**What this exercise asks**:
(A) List every percentage figure given in the commentary on the U.K. economy below, in the order they appear.
(B) Extend the commentary on the U.K. economy below with further writing that picks up after its final sentence.

**Document passage**:
☆ ☆ ☆ ☆

The main focus in Europe remains on the debt woes in many European economies which is threatening recovery that is still fragile. Last week, the United Kingdom released its unemployment data and BoE minutes but eyes were on the deficit figures, as concerns remained in the euro zone on speculation Greece will not be bailed out!

In the U.K., unemployment data showed improvement to continue the wave of upbeat data released recently from the U.K. ILO unemployment for the three months ending January stood at 7.8%, where unemployed people fell by 33,000 to 2.45 million. Jobless claims surprisingly dropped 32.3 thousands to 1.59 million in February, the fastest pace since 1997, from the revised 5.3 thousands.

 

Labor market is ameliorating, where companies are shedding fewer employees after many of them had achieved better-than-expected results in 2009. The British economy benefited from the large amount of spending by government and the BoE; the fiscal and monetary measures managed to give a boost to the economy and pull it out of recession in the fourth quarter by growing 0.3% from 0.2% contraction in the third quarter.

BoE minutes for March showed that MPC members voted unanimously for pausing the APF program at 200 billion pounds and interest rate at 0.5%. There has been no split among MPC members since the three-way split seen in November. It is reasonable to say that the large debt and escalating prices prompted the BoE to pause their stimulus measures.

☆ ☆ ☆ ☆

**Dataset section**:
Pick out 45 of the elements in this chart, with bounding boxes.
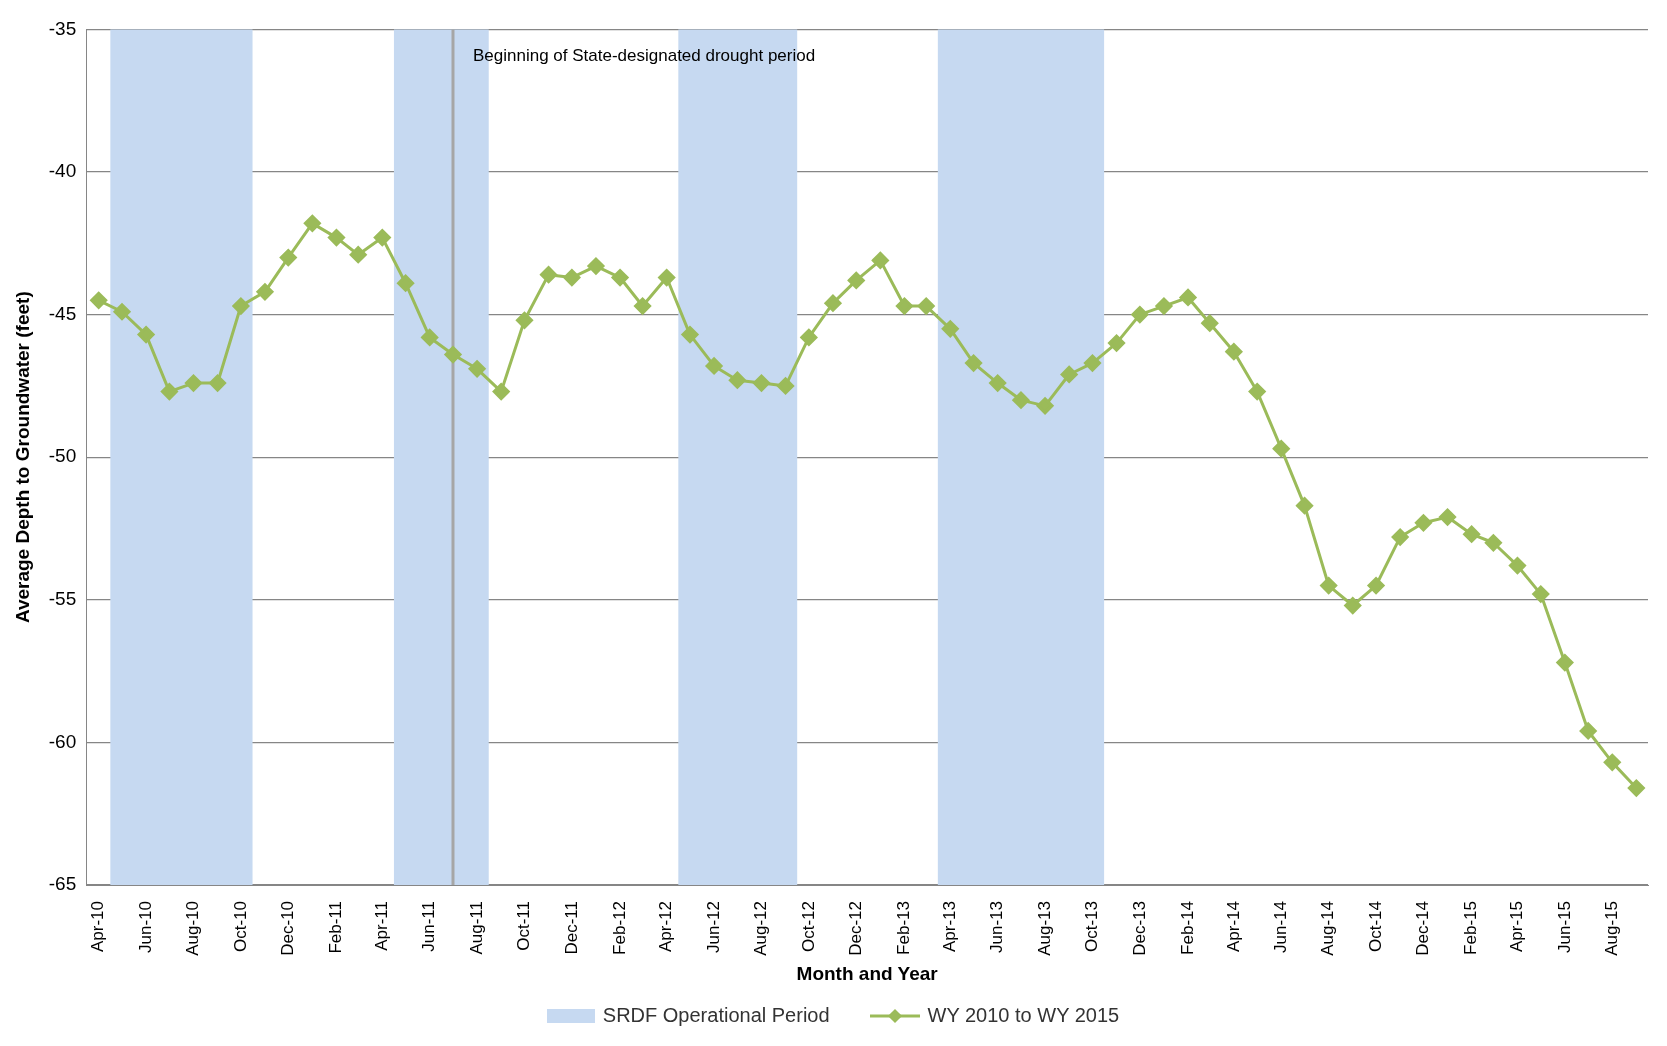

☆ ☆ ☆ ☆

**Outputs in order**:
(A) 7.8%, 0.3%, 0.2%, 0.5%

(B)
Inflation in January reached 3.5%, above the upper bound set by the BoE, while budget deficit has widened in February as seen by the data released last week. Government spending surpassed revenue by 12.4 billion pounds in March, yet better than median estimates of 14.0 billion pounds deficit. Besides, January's reading was revised to 43 million pounds from the preceding 4.3 billion pounds.

By extension, a gauge of cash in and out of the Treasury showed a 7.7 billion-pound shortfall from the previous month relative to the revised 12.0 surplus recorded in January, but the reading was also better than forecasts of 11 billion-pound shortfall.

The reading beat estimates as the reversal of the VAT in January to 17.5% from 15% caused tax receipt to increase at the fastest pace in nearly two years.

Nonetheless, the outlook remains fraught, especially as Moody’s announced that U.K. is moving “substantially” closer to losing their “AAA” credit rating based on rising cost for servicing their debt. U.K. will be spending 6% in 2010 and 9% in 2013, according to Moody’s.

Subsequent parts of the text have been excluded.